Material:
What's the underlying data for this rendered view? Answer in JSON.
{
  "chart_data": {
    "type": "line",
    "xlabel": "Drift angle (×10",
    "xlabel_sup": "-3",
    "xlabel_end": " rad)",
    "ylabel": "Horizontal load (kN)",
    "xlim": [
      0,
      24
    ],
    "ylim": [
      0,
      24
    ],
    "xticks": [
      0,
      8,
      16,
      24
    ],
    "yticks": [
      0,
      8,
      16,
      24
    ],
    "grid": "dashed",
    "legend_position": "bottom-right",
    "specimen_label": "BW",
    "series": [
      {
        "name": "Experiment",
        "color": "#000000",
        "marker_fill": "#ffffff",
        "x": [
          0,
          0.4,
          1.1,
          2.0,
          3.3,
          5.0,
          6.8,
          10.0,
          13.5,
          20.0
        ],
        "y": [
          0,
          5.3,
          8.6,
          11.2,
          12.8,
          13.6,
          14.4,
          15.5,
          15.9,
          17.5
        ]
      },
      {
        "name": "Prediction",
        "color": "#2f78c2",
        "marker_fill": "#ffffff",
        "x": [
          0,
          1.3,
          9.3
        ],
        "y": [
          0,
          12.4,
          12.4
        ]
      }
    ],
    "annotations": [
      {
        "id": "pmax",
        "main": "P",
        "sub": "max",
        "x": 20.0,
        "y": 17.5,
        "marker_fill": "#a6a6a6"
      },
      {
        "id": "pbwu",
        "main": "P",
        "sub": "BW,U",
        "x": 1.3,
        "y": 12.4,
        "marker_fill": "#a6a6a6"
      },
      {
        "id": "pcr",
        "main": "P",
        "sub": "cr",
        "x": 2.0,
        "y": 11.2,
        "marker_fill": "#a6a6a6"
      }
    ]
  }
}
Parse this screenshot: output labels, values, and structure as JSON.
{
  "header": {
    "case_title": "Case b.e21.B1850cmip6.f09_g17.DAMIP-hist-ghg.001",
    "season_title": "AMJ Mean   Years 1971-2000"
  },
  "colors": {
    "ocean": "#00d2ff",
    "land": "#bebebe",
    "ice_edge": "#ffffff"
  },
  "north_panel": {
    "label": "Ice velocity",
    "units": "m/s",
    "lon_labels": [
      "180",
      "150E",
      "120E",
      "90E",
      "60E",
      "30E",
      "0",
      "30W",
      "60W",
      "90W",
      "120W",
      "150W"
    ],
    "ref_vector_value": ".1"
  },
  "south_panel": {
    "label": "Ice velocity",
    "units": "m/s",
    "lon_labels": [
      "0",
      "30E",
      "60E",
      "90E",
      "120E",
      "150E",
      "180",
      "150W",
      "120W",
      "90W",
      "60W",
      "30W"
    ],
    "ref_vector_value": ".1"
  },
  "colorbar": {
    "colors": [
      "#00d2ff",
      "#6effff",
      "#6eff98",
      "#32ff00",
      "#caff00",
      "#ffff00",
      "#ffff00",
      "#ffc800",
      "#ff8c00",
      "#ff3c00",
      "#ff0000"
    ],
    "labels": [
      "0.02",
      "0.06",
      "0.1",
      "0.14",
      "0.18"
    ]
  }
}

What the exercise asks: Repeat exactly the lines above, starting with the line that contains "Parse this screenshot: output" and ending with the last line, both included, and nothing else.

Full response:
Parse this screenshot: output labels, values, and structure as JSON.
{
  "header": {
    "case_title": "Case b.e21.B1850cmip6.f09_g17.DAMIP-hist-ghg.001",
    "season_title": "AMJ Mean   Years 1971-2000"
  },
  "colors": {
    "ocean": "#00d2ff",
    "land": "#bebebe",
    "ice_edge": "#ffffff"
  },
  "north_panel": {
    "label": "Ice velocity",
    "units": "m/s",
    "lon_labels": [
      "180",
      "150E",
      "120E",
      "90E",
      "60E",
      "30E",
      "0",
      "30W",
      "60W",
      "90W",
      "120W",
      "150W"
    ],
    "ref_vector_value": ".1"
  },
  "south_panel": {
    "label": "Ice velocity",
    "units": "m/s",
    "lon_labels": [
      "0",
      "30E",
      "60E",
      "90E",
      "120E",
      "150E",
      "180",
      "150W",
      "120W",
      "90W",
      "60W",
      "30W"
    ],
    "ref_vector_value": ".1"
  },
  "colorbar": {
    "colors": [
      "#00d2ff",
      "#6effff",
      "#6eff98",
      "#32ff00",
      "#caff00",
      "#ffff00",
      "#ffff00",
      "#ffc800",
      "#ff8c00",
      "#ff3c00",
      "#ff0000"
    ],
    "labels": [
      "0.02",
      "0.06",
      "0.1",
      "0.14",
      "0.18"
    ]
  }
}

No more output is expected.